▶ Prompt: Under this task are some entries; return every one of them exactly.

(Some records)
******************************

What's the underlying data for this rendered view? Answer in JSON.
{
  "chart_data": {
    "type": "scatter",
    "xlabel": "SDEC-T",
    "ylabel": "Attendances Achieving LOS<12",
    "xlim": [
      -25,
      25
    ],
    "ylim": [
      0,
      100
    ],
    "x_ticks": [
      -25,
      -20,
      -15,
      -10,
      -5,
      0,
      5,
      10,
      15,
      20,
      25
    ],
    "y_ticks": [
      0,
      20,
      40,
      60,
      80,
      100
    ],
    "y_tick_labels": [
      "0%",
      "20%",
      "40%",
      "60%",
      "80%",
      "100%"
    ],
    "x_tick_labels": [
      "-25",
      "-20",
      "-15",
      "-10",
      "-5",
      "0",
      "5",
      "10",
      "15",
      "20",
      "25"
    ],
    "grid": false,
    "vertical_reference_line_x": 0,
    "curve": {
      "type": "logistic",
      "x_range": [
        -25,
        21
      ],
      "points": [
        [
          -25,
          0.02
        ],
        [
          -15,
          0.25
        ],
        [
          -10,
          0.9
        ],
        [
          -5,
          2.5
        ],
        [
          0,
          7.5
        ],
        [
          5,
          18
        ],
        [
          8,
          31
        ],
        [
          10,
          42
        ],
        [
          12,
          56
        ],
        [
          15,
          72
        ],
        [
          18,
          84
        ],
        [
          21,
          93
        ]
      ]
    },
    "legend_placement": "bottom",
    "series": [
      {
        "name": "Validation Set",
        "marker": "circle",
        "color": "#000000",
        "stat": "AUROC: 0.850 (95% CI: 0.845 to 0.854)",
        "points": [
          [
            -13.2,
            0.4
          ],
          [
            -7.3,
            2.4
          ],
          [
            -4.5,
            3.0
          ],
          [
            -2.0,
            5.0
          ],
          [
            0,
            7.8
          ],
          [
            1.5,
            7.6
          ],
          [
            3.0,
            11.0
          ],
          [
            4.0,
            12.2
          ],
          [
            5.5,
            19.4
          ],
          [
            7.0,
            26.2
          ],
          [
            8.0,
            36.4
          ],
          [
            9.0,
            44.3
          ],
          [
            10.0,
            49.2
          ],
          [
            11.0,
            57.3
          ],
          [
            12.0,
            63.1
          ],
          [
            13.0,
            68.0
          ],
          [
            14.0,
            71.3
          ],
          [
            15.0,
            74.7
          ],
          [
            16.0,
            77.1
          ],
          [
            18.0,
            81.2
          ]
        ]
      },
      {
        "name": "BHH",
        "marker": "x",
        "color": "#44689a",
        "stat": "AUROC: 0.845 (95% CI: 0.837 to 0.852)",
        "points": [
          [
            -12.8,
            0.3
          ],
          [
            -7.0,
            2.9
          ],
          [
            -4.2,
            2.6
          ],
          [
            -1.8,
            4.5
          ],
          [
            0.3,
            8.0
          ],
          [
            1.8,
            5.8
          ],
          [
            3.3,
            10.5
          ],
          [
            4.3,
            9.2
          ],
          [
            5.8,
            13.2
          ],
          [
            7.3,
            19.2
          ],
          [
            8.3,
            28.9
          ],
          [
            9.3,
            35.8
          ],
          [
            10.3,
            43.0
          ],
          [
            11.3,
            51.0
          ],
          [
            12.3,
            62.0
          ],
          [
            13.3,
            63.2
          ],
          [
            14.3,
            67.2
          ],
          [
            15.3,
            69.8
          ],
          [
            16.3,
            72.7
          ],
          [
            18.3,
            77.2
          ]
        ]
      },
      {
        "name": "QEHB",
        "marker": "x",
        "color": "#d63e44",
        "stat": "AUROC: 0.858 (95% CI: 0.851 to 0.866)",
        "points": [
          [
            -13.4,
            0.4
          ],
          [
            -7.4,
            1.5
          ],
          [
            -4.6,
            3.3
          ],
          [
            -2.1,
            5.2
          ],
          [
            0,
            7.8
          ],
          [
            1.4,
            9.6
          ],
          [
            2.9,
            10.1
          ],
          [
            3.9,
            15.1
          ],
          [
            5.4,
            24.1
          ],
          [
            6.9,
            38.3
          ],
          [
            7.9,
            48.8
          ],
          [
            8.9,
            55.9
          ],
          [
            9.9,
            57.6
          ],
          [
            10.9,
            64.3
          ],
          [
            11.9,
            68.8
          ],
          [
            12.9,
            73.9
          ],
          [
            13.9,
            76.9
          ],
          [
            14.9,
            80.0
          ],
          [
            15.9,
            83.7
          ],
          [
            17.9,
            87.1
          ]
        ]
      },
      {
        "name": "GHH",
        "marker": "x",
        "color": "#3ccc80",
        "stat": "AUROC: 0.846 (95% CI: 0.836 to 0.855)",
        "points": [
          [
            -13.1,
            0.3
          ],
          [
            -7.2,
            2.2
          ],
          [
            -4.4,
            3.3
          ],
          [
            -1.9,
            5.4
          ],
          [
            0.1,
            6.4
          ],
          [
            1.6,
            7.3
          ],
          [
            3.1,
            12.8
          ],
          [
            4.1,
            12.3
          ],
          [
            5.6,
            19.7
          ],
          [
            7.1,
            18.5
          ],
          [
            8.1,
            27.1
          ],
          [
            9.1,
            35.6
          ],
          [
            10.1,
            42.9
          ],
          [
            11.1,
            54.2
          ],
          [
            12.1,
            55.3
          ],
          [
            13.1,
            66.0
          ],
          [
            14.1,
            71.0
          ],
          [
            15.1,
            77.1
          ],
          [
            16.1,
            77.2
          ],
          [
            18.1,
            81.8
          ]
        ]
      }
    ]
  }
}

******************************

▶ Exercise response:
What's the underlying data for this rendered view? Answer in JSON.
{
  "chart_data": {
    "type": "scatter",
    "xlabel": "SDEC-T",
    "ylabel": "Attendances Achieving LOS<12",
    "xlim": [
      -25,
      25
    ],
    "ylim": [
      0,
      100
    ],
    "x_ticks": [
      -25,
      -20,
      -15,
      -10,
      -5,
      0,
      5,
      10,
      15,
      20,
      25
    ],
    "y_ticks": [
      0,
      20,
      40,
      60,
      80,
      100
    ],
    "y_tick_labels": [
      "0%",
      "20%",
      "40%",
      "60%",
      "80%",
      "100%"
    ],
    "x_tick_labels": [
      "-25",
      "-20",
      "-15",
      "-10",
      "-5",
      "0",
      "5",
      "10",
      "15",
      "20",
      "25"
    ],
    "grid": false,
    "vertical_reference_line_x": 0,
    "curve": {
      "type": "logistic",
      "x_range": [
        -25,
        21
      ],
      "points": [
        [
          -25,
          0.02
        ],
        [
          -15,
          0.25
        ],
        [
          -10,
          0.9
        ],
        [
          -5,
          2.5
        ],
        [
          0,
          7.5
        ],
        [
          5,
          18
        ],
        [
          8,
          31
        ],
        [
          10,
          42
        ],
        [
          12,
          56
        ],
        [
          15,
          72
        ],
        [
          18,
          84
        ],
        [
          21,
          93
        ]
      ]
    },
    "legend_placement": "bottom",
    "series": [
      {
        "name": "Validation Set",
        "marker": "circle",
        "color": "#000000",
        "stat": "AUROC: 0.850 (95% CI: 0.845 to 0.854)",
        "points": [
          [
            -13.2,
            0.4
          ],
          [
            -7.3,
            2.4
          ],
          [
            -4.5,
            3.0
          ],
          [
            -2.0,
            5.0
          ],
          [
            0,
            7.8
          ],
          [
            1.5,
            7.6
          ],
          [
            3.0,
            11.0
          ],
          [
            4.0,
            12.2
          ],
          [
            5.5,
            19.4
          ],
          [
            7.0,
            26.2
          ],
          [
            8.0,
            36.4
          ],
          [
            9.0,
            44.3
          ],
          [
            10.0,
            49.2
          ],
          [
            11.0,
            57.3
          ],
          [
            12.0,
            63.1
          ],
          [
            13.0,
            68.0
          ],
          [
            14.0,
            71.3
          ],
          [
            15.0,
            74.7
          ],
          [
            16.0,
            77.1
          ],
          [
            18.0,
            81.2
          ]
        ]
      },
      {
        "name": "BHH",
        "marker": "x",
        "color": "#44689a",
        "stat": "AUROC: 0.845 (95% CI: 0.837 to 0.852)",
        "points": [
          [
            -12.8,
            0.3
          ],
          [
            -7.0,
            2.9
          ],
          [
            -4.2,
            2.6
          ],
          [
            -1.8,
            4.5
          ],
          [
            0.3,
            8.0
          ],
          [
            1.8,
            5.8
          ],
          [
            3.3,
            10.5
          ],
          [
            4.3,
            9.2
          ],
          [
            5.8,
            13.2
          ],
          [
            7.3,
            19.2
          ],
          [
            8.3,
            28.9
          ],
          [
            9.3,
            35.8
          ],
          [
            10.3,
            43.0
          ],
          [
            11.3,
            51.0
          ],
          [
            12.3,
            62.0
          ],
          [
            13.3,
            63.2
          ],
          [
            14.3,
            67.2
          ],
          [
            15.3,
            69.8
          ],
          [
            16.3,
            72.7
          ],
          [
            18.3,
            77.2
          ]
        ]
      },
      {
        "name": "QEHB",
        "marker": "x",
        "color": "#d63e44",
        "stat": "AUROC: 0.858 (95% CI: 0.851 to 0.866)",
        "points": [
          [
            -13.4,
            0.4
          ],
          [
            -7.4,
            1.5
          ],
          [
            -4.6,
            3.3
          ],
          [
            -2.1,
            5.2
          ],
          [
            0,
            7.8
          ],
          [
            1.4,
            9.6
          ],
          [
            2.9,
            10.1
          ],
          [
            3.9,
            15.1
          ],
          [
            5.4,
            24.1
          ],
          [
            6.9,
            38.3
          ],
          [
            7.9,
            48.8
          ],
          [
            8.9,
            55.9
          ],
          [
            9.9,
            57.6
          ],
          [
            10.9,
            64.3
          ],
          [
            11.9,
            68.8
          ],
          [
            12.9,
            73.9
          ],
          [
            13.9,
            76.9
          ],
          [
            14.9,
            80.0
          ],
          [
            15.9,
            83.7
          ],
          [
            17.9,
            87.1
          ]
        ]
      },
      {
        "name": "GHH",
        "marker": "x",
        "color": "#3ccc80",
        "stat": "AUROC: 0.846 (95% CI: 0.836 to 0.855)",
        "points": [
          [
            -13.1,
            0.3
          ],
          [
            -7.2,
            2.2
          ],
          [
            -4.4,
            3.3
          ],
          [
            -1.9,
            5.4
          ],
          [
            0.1,
            6.4
          ],
          [
            1.6,
            7.3
          ],
          [
            3.1,
            12.8
          ],
          [
            4.1,
            12.3
          ],
          [
            5.6,
            19.7
          ],
          [
            7.1,
            18.5
          ],
          [
            8.1,
            27.1
          ],
          [
            9.1,
            35.6
          ],
          [
            10.1,
            42.9
          ],
          [
            11.1,
            54.2
          ],
          [
            12.1,
            55.3
          ],
          [
            13.1,
            66.0
          ],
          [
            14.1,
            71.0
          ],
          [
            15.1,
            77.1
          ],
          [
            16.1,
            77.2
          ],
          [
            18.1,
            81.8
          ]
        ]
      }
    ]
  }
}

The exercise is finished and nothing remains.